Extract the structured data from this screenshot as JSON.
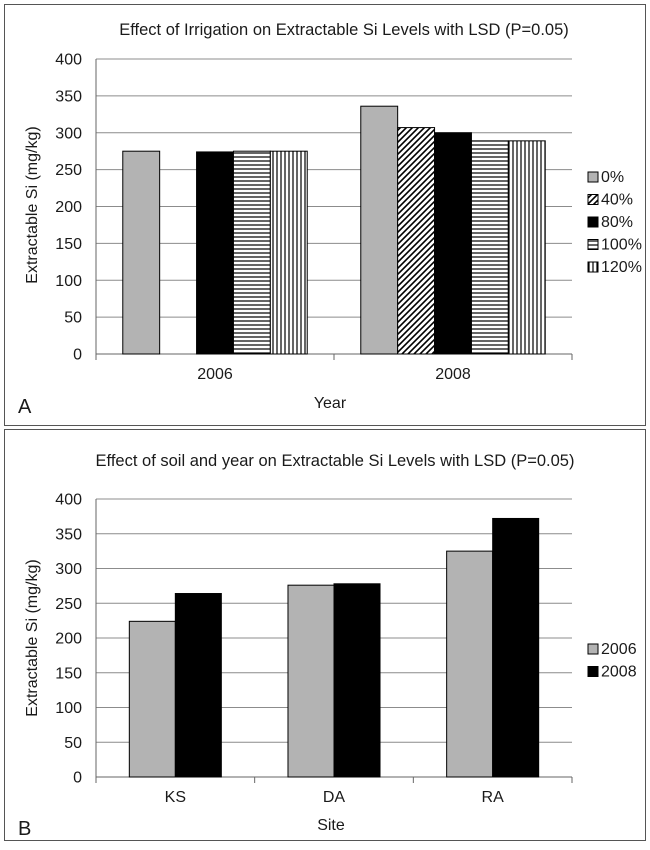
{
  "chart_data": [
    {
      "type": "bar",
      "panel_label": "A",
      "title": "Effect of Irrigation on Extractable Si Levels with LSD (P=0.05)",
      "xlabel": "Year",
      "ylabel": "Extractable Si (mg/kg)",
      "ylim": [
        0,
        400
      ],
      "yticks": [
        "0",
        "50",
        "100",
        "150",
        "200",
        "250",
        "300",
        "350",
        "400"
      ],
      "grid": true,
      "legend_position": "right",
      "categories": [
        "2006",
        "2008"
      ],
      "series": [
        {
          "name": "0%",
          "values": [
            275,
            336
          ],
          "pattern": "solid-gray",
          "color": "#b3b3b3"
        },
        {
          "name": "40%",
          "values": [
            null,
            307
          ],
          "pattern": "diagonal",
          "color": "#000000"
        },
        {
          "name": "80%",
          "values": [
            274,
            300
          ],
          "pattern": "solid-black",
          "color": "#000000"
        },
        {
          "name": "100%",
          "values": [
            275,
            289
          ],
          "pattern": "horizontal",
          "color": "#000000"
        },
        {
          "name": "120%",
          "values": [
            275,
            289
          ],
          "pattern": "vertical",
          "color": "#000000"
        }
      ]
    },
    {
      "type": "bar",
      "panel_label": "B",
      "title": "Effect of soil and year on Extractable Si Levels with LSD (P=0.05)",
      "xlabel": "Site",
      "ylabel": "Extractable Si (mg/kg)",
      "ylim": [
        0,
        400
      ],
      "yticks": [
        "0",
        "50",
        "100",
        "150",
        "200",
        "250",
        "300",
        "350",
        "400"
      ],
      "grid": true,
      "legend_position": "right",
      "categories": [
        "KS",
        "DA",
        "RA"
      ],
      "series": [
        {
          "name": "2006",
          "values": [
            224,
            276,
            325
          ],
          "pattern": "solid-gray",
          "color": "#b3b3b3"
        },
        {
          "name": "2008",
          "values": [
            264,
            278,
            372
          ],
          "pattern": "solid-black",
          "color": "#000000"
        }
      ]
    }
  ]
}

Aim of the task - Copy out every line in the listing where the word "name" appears.

Completed task -
          "name": "0%",
          "name": "40%",
          "name": "80%",
          "name": "100%",
          "name": "120%",
          "name": "2006",
          "name": "2008",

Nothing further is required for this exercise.